§ **TASK PROMPT**: Select the lines that hold the word "files" and copy each one.

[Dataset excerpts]
--- Begin ---
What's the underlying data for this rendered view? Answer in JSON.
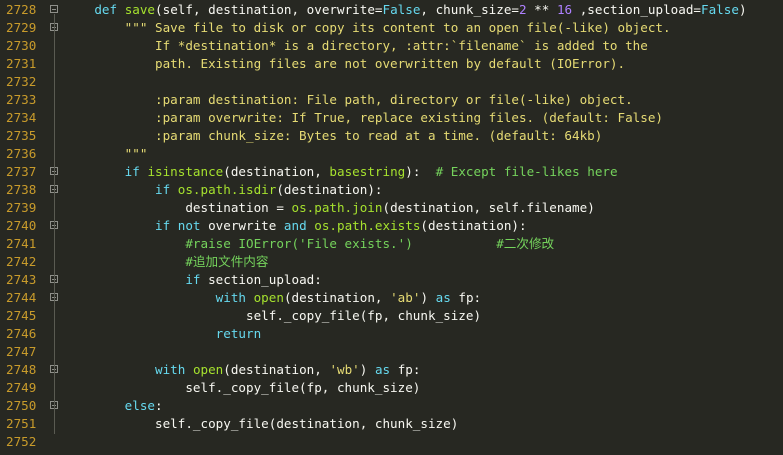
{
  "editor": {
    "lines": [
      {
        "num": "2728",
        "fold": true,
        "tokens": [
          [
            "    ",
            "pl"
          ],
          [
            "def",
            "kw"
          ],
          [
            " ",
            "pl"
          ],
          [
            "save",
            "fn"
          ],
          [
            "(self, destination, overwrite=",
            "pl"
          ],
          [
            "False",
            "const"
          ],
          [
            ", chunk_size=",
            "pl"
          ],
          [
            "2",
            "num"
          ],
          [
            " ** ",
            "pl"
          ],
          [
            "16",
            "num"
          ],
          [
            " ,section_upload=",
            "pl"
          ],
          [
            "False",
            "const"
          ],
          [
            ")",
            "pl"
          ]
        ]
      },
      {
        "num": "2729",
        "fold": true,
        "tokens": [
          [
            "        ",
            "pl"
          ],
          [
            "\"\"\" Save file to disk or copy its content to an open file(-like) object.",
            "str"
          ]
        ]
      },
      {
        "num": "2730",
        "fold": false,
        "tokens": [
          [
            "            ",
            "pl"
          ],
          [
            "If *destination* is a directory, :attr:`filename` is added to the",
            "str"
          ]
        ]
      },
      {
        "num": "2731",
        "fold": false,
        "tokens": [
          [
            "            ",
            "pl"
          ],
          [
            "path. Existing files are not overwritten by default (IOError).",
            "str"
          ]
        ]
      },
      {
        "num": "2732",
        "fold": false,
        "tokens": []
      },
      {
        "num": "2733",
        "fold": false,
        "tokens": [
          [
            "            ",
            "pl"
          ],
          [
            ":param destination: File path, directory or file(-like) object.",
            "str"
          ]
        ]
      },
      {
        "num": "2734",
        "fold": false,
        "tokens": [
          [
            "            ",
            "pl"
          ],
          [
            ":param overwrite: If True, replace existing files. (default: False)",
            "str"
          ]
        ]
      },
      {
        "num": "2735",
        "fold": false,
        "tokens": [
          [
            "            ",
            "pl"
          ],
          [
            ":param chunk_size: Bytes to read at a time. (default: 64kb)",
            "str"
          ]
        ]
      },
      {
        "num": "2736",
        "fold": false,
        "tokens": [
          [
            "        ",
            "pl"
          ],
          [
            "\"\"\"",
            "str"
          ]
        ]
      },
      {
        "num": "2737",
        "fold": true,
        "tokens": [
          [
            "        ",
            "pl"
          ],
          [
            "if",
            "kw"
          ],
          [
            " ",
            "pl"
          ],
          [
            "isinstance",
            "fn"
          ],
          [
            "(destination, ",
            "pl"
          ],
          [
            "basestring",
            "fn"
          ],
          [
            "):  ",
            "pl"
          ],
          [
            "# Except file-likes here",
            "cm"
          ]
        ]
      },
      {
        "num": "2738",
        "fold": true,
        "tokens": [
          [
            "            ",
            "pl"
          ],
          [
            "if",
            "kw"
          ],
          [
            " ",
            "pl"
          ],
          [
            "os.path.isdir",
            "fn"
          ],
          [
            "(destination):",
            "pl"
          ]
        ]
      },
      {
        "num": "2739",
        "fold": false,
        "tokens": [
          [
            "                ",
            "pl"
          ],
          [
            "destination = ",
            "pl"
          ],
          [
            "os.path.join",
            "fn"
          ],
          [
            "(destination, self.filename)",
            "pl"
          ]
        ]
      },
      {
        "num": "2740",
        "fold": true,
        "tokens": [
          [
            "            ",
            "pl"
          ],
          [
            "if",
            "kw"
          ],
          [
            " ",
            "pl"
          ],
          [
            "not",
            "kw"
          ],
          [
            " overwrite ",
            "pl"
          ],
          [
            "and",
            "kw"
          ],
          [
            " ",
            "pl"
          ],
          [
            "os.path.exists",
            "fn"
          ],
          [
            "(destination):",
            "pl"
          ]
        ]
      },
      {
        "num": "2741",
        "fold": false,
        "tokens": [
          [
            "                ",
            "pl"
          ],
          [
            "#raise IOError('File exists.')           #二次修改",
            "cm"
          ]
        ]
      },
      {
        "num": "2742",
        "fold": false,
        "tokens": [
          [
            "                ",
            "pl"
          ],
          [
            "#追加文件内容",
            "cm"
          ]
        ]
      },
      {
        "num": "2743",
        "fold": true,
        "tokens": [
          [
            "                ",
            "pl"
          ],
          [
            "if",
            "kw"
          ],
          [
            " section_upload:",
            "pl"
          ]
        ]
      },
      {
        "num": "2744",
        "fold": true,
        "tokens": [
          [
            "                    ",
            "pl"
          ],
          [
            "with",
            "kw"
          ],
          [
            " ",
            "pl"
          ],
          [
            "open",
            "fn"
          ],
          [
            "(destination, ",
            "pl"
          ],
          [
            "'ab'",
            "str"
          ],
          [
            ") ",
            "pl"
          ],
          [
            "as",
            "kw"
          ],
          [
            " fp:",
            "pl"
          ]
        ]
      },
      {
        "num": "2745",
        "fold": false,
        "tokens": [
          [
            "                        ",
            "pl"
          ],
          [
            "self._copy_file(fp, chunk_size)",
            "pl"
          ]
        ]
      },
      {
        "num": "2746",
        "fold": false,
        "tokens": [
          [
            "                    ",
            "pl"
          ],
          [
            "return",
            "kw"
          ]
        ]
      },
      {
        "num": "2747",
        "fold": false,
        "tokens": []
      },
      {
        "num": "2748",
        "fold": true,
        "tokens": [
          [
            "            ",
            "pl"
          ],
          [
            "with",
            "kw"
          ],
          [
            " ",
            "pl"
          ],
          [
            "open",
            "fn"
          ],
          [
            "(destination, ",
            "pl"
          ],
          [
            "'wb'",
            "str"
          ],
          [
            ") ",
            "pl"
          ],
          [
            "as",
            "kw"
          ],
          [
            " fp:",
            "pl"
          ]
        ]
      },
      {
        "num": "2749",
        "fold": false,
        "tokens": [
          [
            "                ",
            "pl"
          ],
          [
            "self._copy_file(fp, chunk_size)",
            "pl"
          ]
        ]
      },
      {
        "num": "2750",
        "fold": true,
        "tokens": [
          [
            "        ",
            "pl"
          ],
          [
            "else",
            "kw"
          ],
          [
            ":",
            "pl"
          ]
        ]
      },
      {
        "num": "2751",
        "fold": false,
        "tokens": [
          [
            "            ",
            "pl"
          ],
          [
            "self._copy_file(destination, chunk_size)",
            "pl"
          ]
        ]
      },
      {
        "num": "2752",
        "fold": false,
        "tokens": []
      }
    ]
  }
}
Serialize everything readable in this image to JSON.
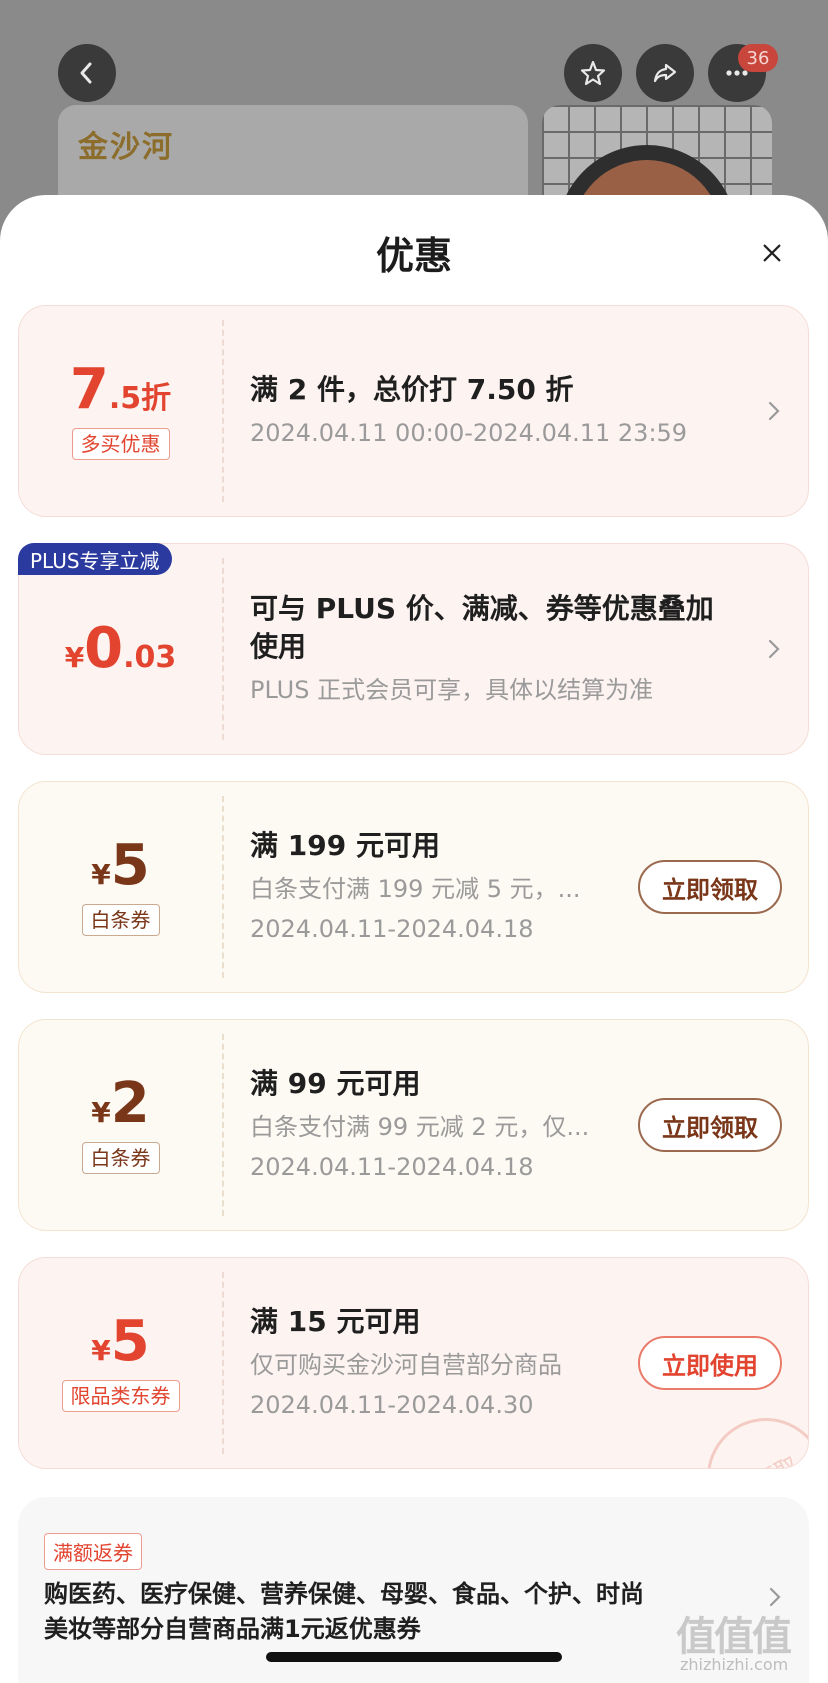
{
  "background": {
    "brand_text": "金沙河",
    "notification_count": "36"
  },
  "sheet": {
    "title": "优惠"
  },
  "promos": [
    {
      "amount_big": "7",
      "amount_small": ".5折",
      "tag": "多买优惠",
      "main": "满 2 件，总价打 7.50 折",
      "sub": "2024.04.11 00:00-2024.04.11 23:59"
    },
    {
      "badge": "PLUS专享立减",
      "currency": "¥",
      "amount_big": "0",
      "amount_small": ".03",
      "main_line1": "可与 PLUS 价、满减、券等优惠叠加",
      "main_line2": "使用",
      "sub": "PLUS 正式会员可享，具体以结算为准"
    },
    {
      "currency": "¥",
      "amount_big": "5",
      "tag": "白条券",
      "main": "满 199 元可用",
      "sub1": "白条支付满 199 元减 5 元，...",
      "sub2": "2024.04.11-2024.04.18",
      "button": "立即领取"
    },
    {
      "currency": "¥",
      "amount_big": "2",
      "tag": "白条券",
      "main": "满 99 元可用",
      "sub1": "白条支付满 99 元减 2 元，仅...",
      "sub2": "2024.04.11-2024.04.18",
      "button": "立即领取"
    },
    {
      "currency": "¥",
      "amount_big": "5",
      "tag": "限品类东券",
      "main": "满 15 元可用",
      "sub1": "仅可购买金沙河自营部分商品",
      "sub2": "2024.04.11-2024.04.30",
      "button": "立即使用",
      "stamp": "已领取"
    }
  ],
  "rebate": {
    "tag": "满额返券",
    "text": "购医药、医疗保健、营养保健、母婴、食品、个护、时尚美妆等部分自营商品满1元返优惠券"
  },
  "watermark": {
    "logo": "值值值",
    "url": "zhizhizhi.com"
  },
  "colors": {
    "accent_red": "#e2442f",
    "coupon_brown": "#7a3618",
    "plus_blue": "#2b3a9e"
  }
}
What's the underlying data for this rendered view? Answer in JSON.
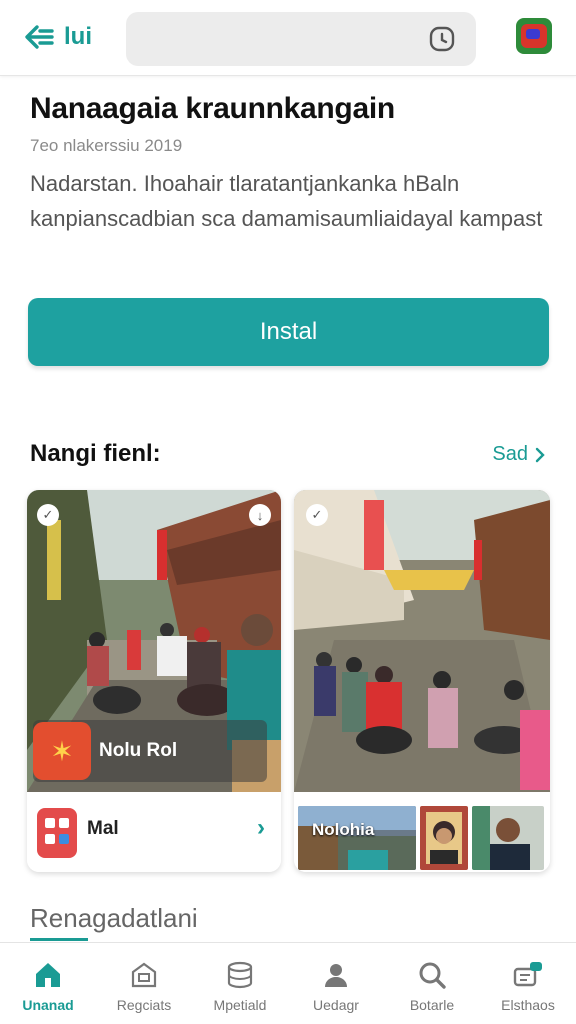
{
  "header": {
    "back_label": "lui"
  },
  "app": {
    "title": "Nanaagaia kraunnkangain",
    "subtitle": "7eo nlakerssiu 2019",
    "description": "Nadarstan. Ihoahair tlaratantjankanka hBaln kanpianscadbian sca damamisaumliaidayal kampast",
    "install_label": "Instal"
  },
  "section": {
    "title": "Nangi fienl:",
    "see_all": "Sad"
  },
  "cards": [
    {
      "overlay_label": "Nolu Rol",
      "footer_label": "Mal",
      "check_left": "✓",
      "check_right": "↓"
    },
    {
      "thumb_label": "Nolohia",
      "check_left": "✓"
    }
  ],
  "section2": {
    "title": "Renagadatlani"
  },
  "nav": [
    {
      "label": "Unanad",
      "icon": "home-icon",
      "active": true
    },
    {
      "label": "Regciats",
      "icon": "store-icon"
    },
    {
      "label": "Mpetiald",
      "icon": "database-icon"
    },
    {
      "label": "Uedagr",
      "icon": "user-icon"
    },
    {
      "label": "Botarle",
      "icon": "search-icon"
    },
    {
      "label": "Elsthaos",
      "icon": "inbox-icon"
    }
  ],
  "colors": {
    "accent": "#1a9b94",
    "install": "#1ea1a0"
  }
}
--- End ---
§ **EXERCISE OUTPUT**:
            "path. Existing files are not overwritten by default (IOError).",
            ":param overwrite: If True, replace existing files. (default: False)",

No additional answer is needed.